* begin TASK MATERIAL *
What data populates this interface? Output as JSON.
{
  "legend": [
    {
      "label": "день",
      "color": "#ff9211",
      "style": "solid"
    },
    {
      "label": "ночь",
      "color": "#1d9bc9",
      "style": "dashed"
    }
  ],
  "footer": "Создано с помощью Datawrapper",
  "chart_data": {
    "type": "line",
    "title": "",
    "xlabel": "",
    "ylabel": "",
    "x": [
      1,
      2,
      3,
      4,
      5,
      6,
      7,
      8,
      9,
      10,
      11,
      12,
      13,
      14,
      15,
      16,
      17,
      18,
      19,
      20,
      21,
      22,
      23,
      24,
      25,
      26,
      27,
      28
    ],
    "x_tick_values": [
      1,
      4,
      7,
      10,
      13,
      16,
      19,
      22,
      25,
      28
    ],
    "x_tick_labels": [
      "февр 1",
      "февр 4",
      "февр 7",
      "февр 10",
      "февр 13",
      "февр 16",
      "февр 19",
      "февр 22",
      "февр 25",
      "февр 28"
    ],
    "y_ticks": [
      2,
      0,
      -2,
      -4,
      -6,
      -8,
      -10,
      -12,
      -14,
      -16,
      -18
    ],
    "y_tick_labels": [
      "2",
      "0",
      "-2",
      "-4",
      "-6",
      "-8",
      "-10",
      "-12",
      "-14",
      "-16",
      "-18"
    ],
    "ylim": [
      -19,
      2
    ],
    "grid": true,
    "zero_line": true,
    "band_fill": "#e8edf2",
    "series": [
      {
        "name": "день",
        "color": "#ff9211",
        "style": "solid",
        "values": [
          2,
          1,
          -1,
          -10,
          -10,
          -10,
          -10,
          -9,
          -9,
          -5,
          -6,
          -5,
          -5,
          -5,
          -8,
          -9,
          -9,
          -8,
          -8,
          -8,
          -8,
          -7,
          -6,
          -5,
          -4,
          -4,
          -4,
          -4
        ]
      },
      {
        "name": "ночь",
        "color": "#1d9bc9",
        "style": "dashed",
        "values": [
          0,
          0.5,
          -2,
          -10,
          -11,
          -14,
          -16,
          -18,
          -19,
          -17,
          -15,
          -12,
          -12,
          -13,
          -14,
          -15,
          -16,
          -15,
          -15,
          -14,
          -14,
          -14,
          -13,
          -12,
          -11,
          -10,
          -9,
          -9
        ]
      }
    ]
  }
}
* end TASK MATERIAL *
Copy out each line above, character for character.

What data populates this interface? Output as JSON.
{
  "legend": [
    {
      "label": "день",
      "color": "#ff9211",
      "style": "solid"
    },
    {
      "label": "ночь",
      "color": "#1d9bc9",
      "style": "dashed"
    }
  ],
  "footer": "Создано с помощью Datawrapper",
  "chart_data": {
    "type": "line",
    "title": "",
    "xlabel": "",
    "ylabel": "",
    "x": [
      1,
      2,
      3,
      4,
      5,
      6,
      7,
      8,
      9,
      10,
      11,
      12,
      13,
      14,
      15,
      16,
      17,
      18,
      19,
      20,
      21,
      22,
      23,
      24,
      25,
      26,
      27,
      28
    ],
    "x_tick_values": [
      1,
      4,
      7,
      10,
      13,
      16,
      19,
      22,
      25,
      28
    ],
    "x_tick_labels": [
      "февр 1",
      "февр 4",
      "февр 7",
      "февр 10",
      "февр 13",
      "февр 16",
      "февр 19",
      "февр 22",
      "февр 25",
      "февр 28"
    ],
    "y_ticks": [
      2,
      0,
      -2,
      -4,
      -6,
      -8,
      -10,
      -12,
      -14,
      -16,
      -18
    ],
    "y_tick_labels": [
      "2",
      "0",
      "-2",
      "-4",
      "-6",
      "-8",
      "-10",
      "-12",
      "-14",
      "-16",
      "-18"
    ],
    "ylim": [
      -19,
      2
    ],
    "grid": true,
    "zero_line": true,
    "band_fill": "#e8edf2",
    "series": [
      {
        "name": "день",
        "color": "#ff9211",
        "style": "solid",
        "values": [
          2,
          1,
          -1,
          -10,
          -10,
          -10,
          -10,
          -9,
          -9,
          -5,
          -6,
          -5,
          -5,
          -5,
          -8,
          -9,
          -9,
          -8,
          -8,
          -8,
          -8,
          -7,
          -6,
          -5,
          -4,
          -4,
          -4,
          -4
        ]
      },
      {
        "name": "ночь",
        "color": "#1d9bc9",
        "style": "dashed",
        "values": [
          0,
          0.5,
          -2,
          -10,
          -11,
          -14,
          -16,
          -18,
          -19,
          -17,
          -15,
          -12,
          -12,
          -13,
          -14,
          -15,
          -16,
          -15,
          -15,
          -14,
          -14,
          -14,
          -13,
          -12,
          -11,
          -10,
          -9,
          -9
        ]
      }
    ]
  }
}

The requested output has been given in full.